■ DESCRIPTION OF THE TASK ■
Find the lines with "Wrenwood" in them and copy them out.

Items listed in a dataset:
####
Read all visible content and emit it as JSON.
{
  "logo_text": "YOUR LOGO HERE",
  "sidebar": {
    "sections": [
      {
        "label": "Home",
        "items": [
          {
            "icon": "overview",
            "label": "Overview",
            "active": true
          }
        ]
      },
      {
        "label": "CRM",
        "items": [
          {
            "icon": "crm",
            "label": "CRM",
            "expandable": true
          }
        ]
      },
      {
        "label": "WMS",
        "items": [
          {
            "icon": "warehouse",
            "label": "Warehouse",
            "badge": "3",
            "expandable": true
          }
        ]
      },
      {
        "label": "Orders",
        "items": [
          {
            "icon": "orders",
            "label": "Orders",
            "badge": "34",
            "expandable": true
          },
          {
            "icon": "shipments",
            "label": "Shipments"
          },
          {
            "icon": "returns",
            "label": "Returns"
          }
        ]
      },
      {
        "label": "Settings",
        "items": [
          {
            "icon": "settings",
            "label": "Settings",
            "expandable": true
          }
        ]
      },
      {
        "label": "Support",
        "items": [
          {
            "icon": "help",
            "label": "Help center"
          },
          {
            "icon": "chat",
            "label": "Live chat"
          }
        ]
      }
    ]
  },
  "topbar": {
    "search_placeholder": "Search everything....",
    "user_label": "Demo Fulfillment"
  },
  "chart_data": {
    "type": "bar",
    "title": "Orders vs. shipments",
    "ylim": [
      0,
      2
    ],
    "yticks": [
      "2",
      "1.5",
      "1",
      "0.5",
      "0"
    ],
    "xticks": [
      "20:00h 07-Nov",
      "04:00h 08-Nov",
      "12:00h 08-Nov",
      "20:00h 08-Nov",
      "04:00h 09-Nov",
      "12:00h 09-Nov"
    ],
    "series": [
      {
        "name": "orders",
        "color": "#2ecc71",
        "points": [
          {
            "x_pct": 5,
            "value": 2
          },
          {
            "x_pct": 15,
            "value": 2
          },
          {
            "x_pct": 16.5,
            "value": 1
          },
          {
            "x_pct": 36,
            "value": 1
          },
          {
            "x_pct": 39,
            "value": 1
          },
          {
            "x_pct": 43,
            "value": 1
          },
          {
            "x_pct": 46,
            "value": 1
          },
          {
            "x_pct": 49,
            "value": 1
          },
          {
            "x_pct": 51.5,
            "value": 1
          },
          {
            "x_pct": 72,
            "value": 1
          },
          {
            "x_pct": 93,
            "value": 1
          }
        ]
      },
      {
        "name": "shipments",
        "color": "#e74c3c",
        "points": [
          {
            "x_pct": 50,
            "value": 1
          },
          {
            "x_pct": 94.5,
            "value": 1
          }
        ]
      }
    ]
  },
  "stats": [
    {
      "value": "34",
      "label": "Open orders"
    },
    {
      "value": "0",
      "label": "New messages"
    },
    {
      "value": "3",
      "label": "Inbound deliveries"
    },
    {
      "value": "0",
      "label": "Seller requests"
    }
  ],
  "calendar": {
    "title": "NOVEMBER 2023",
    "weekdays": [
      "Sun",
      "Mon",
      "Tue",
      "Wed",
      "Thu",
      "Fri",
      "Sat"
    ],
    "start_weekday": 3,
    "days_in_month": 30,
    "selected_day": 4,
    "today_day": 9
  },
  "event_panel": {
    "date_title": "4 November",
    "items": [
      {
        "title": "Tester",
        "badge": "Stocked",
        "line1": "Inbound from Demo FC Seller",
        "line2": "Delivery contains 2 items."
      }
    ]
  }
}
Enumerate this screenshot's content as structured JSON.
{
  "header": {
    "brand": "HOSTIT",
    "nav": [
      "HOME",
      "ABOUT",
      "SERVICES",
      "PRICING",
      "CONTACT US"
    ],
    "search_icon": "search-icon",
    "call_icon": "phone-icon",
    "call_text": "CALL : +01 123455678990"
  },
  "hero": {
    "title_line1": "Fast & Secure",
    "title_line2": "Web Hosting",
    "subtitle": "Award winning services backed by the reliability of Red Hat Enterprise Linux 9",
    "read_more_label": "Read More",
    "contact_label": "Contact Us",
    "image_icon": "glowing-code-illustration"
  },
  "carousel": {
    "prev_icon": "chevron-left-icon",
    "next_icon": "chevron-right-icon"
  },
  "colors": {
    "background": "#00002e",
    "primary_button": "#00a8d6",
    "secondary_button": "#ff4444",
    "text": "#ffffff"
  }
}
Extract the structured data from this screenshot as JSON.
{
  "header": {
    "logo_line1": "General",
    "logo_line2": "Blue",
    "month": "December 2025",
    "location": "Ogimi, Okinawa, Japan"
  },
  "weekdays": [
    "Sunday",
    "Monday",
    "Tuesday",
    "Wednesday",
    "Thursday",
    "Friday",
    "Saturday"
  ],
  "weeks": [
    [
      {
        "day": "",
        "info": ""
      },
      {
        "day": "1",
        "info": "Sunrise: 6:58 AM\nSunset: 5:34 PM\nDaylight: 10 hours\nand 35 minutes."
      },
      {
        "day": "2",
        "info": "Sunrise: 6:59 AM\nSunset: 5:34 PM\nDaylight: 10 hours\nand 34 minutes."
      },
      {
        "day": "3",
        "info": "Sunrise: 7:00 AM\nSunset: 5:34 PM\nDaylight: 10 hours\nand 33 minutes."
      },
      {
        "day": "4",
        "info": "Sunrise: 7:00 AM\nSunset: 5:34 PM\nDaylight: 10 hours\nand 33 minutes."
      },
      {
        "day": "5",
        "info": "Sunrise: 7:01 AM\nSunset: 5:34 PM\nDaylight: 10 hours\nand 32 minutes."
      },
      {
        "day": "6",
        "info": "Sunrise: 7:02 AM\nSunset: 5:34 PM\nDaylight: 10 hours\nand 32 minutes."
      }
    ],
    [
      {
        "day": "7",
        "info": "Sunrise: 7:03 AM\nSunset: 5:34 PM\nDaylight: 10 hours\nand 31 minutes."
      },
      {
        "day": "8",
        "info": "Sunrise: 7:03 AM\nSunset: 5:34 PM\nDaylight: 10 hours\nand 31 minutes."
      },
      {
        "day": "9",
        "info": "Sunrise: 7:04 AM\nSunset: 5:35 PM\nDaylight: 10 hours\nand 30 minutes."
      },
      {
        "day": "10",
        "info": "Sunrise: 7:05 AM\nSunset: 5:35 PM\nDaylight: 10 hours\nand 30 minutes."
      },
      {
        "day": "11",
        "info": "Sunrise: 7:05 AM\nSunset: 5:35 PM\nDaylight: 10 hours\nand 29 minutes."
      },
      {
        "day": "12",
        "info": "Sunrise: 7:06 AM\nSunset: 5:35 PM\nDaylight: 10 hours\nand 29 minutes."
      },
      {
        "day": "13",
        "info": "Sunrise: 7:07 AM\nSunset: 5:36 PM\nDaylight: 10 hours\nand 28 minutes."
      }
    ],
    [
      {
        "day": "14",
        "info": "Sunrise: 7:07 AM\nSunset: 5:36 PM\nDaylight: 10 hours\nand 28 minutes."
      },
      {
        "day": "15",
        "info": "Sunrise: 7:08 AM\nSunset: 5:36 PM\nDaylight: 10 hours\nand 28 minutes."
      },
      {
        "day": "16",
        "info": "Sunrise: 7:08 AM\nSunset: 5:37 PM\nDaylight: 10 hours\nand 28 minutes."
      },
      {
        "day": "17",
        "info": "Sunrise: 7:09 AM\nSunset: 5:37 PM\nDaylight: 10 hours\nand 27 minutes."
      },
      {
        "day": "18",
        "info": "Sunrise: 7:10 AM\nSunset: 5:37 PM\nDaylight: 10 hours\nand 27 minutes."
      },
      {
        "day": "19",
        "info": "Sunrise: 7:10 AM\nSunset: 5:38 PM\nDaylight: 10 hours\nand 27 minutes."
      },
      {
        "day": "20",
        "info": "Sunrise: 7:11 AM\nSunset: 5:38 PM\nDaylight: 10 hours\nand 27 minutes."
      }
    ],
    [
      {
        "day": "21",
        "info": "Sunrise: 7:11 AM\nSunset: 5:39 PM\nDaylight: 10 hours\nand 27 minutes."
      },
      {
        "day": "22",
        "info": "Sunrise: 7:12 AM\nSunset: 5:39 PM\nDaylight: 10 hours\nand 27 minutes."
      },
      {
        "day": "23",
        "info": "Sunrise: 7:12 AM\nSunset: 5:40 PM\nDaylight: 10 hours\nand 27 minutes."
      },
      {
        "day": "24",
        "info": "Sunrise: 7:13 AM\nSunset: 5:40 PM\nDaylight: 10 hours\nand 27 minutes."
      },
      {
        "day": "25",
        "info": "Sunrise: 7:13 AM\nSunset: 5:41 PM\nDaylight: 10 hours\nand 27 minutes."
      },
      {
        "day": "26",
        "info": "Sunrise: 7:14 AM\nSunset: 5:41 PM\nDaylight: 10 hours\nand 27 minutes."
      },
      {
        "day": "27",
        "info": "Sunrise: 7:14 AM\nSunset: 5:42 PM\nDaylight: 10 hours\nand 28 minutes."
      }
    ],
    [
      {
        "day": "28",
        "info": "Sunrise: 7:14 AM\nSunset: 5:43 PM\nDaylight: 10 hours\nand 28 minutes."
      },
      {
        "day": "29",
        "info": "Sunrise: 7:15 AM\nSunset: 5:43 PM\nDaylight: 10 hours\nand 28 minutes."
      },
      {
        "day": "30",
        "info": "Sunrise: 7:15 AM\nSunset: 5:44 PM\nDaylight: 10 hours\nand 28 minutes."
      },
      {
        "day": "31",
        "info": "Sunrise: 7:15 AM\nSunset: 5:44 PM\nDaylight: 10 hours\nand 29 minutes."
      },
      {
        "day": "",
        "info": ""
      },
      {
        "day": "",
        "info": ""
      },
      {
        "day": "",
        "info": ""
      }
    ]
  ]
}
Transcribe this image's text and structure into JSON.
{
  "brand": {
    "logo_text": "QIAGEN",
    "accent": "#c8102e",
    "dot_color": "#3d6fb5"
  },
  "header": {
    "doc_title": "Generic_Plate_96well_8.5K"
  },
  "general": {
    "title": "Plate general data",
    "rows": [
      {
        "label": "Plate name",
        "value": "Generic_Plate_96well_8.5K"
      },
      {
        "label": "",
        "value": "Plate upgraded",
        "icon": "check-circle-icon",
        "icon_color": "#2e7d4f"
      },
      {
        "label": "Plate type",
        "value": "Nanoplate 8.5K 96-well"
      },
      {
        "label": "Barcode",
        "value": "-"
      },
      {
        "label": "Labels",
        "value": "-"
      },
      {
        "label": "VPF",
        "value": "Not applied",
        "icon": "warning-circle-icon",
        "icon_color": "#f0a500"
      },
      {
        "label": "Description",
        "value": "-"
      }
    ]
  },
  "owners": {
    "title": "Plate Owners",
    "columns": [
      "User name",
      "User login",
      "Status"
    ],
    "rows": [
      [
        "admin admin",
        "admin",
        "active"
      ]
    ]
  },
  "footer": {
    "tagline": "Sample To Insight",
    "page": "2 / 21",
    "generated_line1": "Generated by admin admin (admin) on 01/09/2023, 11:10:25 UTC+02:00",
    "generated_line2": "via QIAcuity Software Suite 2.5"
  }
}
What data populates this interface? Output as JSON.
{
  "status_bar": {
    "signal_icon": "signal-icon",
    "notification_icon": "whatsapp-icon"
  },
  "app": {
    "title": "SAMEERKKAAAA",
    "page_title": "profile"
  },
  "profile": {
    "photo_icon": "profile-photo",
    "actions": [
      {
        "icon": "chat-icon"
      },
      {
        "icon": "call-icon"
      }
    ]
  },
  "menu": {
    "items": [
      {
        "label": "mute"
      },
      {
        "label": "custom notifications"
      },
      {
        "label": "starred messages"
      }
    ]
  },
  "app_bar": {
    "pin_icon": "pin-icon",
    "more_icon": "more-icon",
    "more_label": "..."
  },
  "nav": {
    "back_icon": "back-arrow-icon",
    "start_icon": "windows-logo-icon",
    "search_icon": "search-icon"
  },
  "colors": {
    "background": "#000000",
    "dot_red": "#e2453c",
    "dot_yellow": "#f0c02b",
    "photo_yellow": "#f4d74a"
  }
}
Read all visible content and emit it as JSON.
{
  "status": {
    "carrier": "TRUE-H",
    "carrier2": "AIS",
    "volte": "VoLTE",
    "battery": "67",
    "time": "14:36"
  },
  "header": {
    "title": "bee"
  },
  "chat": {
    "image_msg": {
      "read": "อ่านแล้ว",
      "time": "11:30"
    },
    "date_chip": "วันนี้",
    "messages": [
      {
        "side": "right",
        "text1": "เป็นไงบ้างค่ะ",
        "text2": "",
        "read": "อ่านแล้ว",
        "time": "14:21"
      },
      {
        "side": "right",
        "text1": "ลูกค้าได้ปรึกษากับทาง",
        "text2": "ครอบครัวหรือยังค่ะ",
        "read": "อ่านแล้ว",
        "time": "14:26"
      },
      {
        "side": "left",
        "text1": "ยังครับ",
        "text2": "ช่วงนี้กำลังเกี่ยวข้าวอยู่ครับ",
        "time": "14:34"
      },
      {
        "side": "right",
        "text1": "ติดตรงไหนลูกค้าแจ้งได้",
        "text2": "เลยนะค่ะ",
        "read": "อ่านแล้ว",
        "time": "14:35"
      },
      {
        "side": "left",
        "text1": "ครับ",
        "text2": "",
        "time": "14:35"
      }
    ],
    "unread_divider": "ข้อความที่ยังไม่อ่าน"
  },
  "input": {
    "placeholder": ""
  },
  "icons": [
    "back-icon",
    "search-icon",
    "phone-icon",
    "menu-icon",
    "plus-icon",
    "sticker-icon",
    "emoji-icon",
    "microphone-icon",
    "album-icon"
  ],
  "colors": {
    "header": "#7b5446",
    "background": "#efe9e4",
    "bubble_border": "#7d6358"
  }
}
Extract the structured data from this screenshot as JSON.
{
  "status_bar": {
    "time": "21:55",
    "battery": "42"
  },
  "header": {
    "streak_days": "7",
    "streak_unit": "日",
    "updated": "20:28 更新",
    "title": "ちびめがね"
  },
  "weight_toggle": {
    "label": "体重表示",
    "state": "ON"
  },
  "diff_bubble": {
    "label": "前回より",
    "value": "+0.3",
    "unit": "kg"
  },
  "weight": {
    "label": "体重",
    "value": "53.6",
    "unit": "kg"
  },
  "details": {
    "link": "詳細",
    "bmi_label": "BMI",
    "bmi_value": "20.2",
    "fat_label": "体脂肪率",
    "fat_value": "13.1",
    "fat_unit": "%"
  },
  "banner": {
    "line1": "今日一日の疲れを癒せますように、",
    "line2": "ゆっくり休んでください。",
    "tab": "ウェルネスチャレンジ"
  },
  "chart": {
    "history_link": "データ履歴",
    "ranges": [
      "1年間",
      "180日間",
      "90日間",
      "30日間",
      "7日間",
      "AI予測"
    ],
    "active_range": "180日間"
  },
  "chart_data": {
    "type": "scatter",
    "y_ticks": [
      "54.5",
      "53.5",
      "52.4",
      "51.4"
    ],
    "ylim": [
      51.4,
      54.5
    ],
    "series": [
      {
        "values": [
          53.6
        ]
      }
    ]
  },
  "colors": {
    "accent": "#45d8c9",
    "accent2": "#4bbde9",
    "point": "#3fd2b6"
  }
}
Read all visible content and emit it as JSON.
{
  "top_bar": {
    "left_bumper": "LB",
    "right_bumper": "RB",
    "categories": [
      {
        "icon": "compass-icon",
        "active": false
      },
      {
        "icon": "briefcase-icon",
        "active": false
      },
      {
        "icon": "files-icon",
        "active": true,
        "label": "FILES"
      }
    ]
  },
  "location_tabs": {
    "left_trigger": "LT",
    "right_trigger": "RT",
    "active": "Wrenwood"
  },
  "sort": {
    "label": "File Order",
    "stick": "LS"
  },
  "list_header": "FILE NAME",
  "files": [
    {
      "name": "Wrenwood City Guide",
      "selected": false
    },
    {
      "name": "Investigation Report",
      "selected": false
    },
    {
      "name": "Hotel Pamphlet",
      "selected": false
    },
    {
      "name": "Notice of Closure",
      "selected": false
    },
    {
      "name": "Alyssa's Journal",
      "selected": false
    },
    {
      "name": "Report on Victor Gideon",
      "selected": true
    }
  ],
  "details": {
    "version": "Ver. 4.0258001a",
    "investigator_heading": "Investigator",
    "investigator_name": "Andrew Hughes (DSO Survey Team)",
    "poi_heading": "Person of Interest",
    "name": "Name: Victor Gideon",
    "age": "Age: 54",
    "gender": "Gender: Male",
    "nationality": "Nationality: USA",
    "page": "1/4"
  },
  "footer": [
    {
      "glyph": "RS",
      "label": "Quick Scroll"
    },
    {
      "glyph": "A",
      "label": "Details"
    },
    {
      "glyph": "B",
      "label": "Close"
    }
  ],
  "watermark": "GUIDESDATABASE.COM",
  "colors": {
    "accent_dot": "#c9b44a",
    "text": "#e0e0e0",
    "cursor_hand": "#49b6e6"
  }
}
####
■ ANSWER TO THIS EXERCISE ■
    "active": "Wrenwood"
      "name": "Wrenwood City Guide",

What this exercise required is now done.